Problem statement | Separate out the lines that hold "have".

-- start of Provided records --

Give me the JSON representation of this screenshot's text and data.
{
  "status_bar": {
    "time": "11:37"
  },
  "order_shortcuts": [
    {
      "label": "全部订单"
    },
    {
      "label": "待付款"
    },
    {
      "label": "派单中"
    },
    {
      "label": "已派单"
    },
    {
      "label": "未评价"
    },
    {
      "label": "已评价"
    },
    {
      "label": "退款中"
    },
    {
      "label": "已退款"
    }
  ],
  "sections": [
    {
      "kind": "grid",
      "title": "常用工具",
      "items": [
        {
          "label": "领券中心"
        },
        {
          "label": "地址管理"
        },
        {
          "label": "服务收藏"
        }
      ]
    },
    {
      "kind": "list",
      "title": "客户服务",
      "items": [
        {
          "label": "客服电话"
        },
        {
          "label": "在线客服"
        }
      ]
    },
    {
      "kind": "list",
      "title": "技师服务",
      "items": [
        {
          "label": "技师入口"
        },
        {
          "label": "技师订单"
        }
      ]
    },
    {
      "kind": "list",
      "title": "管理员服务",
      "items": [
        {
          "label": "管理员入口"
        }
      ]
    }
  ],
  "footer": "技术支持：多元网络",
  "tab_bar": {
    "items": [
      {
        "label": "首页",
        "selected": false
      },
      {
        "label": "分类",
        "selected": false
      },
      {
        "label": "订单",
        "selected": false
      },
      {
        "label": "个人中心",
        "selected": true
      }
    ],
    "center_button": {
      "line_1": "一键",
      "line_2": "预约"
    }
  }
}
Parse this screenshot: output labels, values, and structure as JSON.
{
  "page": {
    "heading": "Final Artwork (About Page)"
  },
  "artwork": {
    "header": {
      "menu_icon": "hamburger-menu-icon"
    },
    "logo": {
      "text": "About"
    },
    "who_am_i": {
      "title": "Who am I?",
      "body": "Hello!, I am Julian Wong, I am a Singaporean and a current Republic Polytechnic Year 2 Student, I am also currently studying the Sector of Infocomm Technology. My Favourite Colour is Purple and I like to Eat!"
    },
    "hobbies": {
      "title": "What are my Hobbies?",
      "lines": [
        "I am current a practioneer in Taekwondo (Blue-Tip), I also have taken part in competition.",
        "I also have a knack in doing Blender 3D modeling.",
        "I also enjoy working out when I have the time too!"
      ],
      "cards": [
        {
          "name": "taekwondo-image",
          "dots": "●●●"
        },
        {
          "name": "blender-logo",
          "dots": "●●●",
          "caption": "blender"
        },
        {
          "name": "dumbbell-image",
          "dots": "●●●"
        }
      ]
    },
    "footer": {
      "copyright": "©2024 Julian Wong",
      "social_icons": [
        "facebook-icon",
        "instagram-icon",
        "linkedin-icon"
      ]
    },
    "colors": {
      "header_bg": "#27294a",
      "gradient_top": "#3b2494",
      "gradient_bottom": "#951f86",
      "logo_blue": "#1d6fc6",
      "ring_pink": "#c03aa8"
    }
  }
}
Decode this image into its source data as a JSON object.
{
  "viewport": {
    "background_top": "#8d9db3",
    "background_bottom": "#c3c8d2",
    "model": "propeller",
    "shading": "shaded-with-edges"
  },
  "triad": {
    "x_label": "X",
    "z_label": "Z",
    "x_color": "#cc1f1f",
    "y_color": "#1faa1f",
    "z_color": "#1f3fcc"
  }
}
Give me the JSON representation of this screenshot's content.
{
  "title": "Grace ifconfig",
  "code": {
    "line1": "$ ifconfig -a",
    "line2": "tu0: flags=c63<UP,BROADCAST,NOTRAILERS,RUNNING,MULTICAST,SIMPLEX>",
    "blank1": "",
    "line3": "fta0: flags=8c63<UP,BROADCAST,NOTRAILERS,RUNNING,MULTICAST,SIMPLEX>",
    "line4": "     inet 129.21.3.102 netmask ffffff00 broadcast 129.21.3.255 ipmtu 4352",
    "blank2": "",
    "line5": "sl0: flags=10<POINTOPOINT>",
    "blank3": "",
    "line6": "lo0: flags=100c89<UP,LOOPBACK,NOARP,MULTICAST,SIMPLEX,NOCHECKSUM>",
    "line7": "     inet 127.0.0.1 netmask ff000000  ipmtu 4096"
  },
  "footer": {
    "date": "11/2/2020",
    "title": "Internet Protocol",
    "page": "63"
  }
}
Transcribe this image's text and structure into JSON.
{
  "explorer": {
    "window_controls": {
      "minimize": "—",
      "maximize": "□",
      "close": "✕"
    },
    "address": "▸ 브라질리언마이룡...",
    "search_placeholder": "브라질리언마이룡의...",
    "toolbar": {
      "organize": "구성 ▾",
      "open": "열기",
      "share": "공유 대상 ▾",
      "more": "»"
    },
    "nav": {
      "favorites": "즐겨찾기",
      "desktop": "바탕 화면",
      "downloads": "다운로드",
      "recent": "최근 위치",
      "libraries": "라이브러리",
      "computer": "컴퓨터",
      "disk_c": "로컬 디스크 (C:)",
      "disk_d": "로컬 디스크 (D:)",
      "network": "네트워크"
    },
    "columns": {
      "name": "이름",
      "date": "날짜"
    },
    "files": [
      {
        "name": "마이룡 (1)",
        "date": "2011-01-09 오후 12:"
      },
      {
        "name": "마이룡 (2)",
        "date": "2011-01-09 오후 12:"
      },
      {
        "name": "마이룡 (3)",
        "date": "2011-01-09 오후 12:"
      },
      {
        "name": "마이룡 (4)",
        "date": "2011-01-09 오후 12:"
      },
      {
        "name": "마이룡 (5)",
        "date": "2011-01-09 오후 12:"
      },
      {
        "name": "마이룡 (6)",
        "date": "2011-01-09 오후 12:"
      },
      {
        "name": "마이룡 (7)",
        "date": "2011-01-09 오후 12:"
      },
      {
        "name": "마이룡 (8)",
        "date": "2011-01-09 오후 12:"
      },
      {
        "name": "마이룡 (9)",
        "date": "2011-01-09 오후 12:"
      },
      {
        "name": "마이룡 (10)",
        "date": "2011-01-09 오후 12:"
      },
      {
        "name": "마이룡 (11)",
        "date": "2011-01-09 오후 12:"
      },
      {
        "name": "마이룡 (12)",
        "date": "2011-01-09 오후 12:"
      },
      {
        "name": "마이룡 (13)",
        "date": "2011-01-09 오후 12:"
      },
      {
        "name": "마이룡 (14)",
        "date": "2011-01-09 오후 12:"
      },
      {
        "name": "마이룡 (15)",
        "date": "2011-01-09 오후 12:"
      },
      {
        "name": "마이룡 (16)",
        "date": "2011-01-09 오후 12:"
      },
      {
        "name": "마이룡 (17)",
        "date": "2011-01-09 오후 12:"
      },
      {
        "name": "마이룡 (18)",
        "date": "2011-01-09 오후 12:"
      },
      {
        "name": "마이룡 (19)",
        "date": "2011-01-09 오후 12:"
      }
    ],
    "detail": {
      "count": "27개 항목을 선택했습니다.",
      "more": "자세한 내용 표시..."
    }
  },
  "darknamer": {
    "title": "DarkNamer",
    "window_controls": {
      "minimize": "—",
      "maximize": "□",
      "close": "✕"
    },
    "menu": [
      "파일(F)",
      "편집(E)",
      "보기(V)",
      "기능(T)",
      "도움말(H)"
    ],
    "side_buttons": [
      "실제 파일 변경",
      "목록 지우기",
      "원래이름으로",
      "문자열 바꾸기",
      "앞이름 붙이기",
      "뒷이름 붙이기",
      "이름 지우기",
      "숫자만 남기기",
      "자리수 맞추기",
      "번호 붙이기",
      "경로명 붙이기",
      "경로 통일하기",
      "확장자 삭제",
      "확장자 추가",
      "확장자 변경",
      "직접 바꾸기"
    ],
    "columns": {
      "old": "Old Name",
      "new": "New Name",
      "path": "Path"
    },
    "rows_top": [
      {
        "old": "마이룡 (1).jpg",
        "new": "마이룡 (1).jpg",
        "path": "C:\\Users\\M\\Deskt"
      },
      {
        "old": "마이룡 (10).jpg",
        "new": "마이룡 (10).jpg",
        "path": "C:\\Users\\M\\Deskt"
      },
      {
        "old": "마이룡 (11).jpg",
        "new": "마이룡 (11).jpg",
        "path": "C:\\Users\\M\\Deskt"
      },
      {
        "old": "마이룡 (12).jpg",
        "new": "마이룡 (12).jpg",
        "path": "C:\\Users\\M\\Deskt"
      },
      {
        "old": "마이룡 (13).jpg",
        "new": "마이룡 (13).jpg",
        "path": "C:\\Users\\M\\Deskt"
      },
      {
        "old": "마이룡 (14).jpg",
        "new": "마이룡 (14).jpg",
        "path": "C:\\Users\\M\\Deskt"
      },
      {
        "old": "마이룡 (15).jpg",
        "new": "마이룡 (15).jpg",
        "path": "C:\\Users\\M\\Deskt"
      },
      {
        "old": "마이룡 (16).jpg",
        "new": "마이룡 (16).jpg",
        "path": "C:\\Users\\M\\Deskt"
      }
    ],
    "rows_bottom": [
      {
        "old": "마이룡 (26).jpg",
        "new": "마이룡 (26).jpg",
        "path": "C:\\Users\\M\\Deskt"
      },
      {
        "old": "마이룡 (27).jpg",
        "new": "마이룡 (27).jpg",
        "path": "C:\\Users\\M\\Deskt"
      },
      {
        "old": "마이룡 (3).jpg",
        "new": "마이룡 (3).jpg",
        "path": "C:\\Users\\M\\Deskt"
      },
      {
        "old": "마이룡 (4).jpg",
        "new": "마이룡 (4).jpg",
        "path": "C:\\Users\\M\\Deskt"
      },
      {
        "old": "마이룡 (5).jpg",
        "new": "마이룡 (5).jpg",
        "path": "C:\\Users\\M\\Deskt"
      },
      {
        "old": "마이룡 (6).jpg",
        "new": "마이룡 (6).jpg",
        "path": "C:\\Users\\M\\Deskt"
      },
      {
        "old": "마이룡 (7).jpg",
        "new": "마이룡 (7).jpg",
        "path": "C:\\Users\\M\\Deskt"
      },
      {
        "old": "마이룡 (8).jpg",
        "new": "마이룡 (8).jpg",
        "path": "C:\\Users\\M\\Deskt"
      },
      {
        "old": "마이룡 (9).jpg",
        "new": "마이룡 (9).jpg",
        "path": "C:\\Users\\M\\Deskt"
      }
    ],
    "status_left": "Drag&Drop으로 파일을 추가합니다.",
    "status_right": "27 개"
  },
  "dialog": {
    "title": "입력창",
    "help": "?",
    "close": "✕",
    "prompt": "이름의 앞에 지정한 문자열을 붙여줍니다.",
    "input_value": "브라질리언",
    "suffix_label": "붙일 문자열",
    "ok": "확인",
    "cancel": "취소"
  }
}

-- end of Provided records --

Correct response |
        "I am current a practioneer in Taekwondo (Blue-Tip), I also have taken part in competition.",
        "I also have a knack in doing Blender 3D modeling.",
        "I also enjoy working out when I have the time too!"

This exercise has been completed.